> _Objective_
Transcribe the records that follow. Keep every word exactly, and drop the pictures.

(Extracted data entries)

********************

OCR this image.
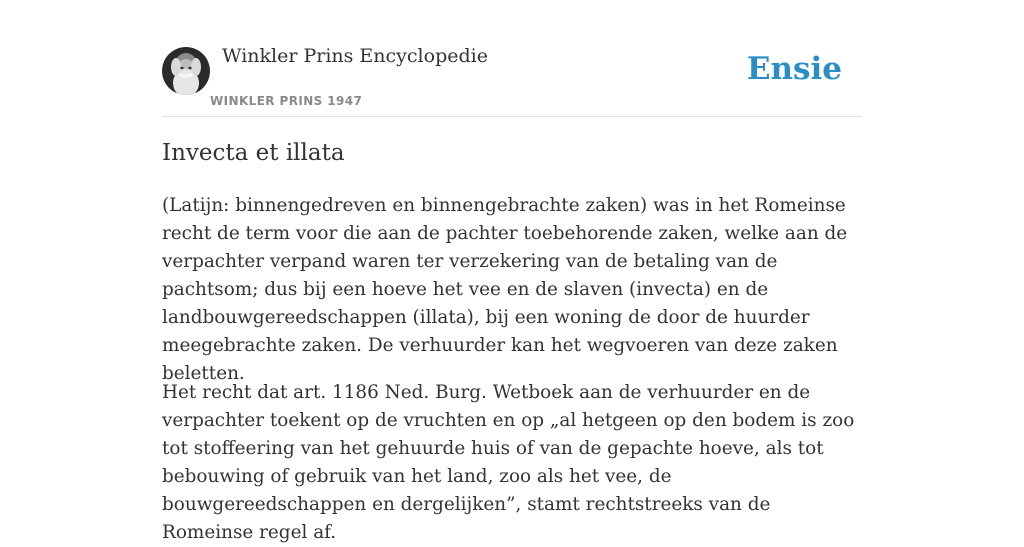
Winkler Prins Encyclopedie
WINKLER PRINS 1947
Ensie
Invecta et illata

(Latijn: binnengedreven en binnengebrachte zaken) was in het Romeinse recht de term voor die aan de pachter toebehorende zaken, welke aan de verpachter verpand waren ter verzekering van de betaling van de pachtsom; dus bij een hoeve het vee en de slaven (invecta) en de landbouwgereedschappen (illata), bij een woning de door de huurder meegebrachte zaken. De verhuurder kan het wegvoeren van deze zaken beletten.

Het recht dat art. 1186 Ned. Burg. Wetboek aan de verhuurder en de verpachter toekent op de vruchten en op „al hetgeen op den bodem is zoo tot stoffeering van het gehuurde huis of van de gepachte hoeve, als tot bebouwing of gebruik van het land, zoo als het vee, de bouwgereedschappen en dergelijken”, stamt rechtstreeks van de Romeinse regel af.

********************

> _The response_
OCR this image.
Winkler Prins Encyclopedie
WINKLER PRINS 1947
Ensie
Invecta et illata

(Latijn: binnengedreven en binnengebrachte zaken) was in het Romeinse recht de term voor die aan de pachter toebehorende zaken, welke aan de verpachter verpand waren ter verzekering van de betaling van de pachtsom; dus bij een hoeve het vee en de slaven (invecta) en de landbouwgereedschappen (illata), bij een woning de door de huurder meegebrachte zaken. De verhuurder kan het wegvoeren van deze zaken beletten.

Het recht dat art. 1186 Ned. Burg. Wetboek aan de verhuurder en de verpachter toekent op de vruchten en op „al hetgeen op den bodem is zoo tot stoffeering van het gehuurde huis of van de gepachte hoeve, als tot bebouwing of gebruik van het land, zoo als het vee, de bouwgereedschappen en dergelijken”, stamt rechtstreeks van de Romeinse regel af.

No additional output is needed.